## Exercise
Scan the data beneath this task and copy each line that includes "text".

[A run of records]
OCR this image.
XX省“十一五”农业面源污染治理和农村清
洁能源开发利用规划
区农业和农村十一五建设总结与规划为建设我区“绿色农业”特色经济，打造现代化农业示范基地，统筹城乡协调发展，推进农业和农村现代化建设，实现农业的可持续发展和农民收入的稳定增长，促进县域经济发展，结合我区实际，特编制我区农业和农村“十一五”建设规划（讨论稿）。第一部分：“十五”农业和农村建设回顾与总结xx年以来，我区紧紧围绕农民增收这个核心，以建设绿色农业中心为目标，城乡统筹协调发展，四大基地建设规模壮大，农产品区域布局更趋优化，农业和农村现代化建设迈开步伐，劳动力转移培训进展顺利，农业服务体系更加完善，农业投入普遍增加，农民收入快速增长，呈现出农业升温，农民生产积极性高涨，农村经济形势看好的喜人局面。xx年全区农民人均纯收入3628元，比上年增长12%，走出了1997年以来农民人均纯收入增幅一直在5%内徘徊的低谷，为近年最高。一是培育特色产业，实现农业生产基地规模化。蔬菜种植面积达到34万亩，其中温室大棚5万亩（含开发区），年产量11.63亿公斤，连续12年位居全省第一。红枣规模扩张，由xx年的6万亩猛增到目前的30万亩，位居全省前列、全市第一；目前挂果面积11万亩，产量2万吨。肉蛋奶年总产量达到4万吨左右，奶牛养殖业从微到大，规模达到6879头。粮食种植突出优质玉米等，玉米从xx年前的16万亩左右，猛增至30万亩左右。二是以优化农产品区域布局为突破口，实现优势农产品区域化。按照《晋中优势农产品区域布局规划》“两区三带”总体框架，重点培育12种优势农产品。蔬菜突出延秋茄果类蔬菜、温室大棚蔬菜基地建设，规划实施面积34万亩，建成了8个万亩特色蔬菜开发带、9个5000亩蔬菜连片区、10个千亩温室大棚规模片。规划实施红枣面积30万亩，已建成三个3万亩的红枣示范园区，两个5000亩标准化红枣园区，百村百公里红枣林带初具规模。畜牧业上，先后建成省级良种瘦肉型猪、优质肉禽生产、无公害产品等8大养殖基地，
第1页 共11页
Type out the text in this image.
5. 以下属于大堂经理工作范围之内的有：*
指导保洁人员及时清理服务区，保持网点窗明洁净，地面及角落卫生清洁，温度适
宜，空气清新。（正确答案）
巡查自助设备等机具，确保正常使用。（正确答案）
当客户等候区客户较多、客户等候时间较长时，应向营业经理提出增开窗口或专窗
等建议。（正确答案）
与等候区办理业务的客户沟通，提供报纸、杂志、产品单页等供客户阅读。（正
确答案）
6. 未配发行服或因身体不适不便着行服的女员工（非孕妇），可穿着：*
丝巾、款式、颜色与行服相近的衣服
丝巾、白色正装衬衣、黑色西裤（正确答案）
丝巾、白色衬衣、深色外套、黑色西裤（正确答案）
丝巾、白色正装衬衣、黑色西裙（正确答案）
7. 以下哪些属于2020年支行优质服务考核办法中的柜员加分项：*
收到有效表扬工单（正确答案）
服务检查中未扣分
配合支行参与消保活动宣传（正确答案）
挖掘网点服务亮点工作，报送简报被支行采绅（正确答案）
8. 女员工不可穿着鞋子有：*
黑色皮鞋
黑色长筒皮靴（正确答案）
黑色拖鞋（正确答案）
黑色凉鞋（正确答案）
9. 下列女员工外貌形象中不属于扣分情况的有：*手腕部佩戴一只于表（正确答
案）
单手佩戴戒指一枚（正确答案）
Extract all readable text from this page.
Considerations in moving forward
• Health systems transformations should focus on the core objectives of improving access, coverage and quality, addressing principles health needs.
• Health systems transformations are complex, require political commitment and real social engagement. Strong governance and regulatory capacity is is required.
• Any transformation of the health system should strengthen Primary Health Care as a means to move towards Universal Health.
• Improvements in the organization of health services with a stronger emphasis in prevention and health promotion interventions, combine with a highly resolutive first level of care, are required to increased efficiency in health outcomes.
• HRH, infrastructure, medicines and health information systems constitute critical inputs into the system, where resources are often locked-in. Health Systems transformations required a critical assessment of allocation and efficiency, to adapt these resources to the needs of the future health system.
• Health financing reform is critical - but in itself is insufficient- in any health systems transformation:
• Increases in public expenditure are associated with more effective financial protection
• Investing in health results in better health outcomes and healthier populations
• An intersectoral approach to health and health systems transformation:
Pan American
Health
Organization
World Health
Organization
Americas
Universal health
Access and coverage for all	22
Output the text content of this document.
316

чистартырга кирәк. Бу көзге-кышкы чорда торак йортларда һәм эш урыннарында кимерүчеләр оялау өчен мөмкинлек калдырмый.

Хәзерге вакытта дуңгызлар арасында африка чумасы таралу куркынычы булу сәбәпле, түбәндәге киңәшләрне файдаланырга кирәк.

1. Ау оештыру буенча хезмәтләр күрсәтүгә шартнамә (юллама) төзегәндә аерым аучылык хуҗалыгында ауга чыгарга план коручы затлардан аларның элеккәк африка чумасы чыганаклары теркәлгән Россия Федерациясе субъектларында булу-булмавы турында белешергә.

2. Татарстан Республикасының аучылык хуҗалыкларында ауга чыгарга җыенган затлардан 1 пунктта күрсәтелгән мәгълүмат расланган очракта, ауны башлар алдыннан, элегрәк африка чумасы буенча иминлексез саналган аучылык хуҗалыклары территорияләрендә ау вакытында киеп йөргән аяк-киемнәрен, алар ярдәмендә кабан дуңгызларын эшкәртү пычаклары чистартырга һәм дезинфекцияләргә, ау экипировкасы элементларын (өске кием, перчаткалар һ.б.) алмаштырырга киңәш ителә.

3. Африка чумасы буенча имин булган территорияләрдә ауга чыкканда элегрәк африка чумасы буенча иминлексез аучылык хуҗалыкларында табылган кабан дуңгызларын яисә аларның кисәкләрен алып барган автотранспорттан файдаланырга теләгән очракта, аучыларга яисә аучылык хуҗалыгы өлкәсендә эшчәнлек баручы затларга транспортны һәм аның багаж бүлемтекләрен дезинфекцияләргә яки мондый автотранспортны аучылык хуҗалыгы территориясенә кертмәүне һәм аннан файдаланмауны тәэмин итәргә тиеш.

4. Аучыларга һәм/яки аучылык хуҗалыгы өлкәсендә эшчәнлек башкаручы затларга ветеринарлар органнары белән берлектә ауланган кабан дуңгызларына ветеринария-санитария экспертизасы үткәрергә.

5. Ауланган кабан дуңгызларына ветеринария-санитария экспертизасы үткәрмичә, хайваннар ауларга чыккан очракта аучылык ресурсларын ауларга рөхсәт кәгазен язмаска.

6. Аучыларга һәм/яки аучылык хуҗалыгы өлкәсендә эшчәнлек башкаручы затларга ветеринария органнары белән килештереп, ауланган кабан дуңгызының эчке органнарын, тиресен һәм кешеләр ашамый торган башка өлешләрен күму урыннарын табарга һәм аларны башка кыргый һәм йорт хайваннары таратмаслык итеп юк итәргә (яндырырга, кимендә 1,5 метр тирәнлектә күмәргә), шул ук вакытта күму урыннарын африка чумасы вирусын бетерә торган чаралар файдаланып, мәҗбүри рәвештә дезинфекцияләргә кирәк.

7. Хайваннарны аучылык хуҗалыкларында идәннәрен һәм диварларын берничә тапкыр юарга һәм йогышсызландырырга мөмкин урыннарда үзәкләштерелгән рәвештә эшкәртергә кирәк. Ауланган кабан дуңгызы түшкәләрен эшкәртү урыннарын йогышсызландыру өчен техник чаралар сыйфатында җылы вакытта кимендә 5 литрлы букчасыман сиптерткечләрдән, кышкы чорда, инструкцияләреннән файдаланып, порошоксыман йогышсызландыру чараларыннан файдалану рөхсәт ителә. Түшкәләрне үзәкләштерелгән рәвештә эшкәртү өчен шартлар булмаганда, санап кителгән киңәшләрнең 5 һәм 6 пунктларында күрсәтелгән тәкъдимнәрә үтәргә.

## Result of this exercise
Type out the text in this image.
Extract all readable text from this page.
Output the text content of this document.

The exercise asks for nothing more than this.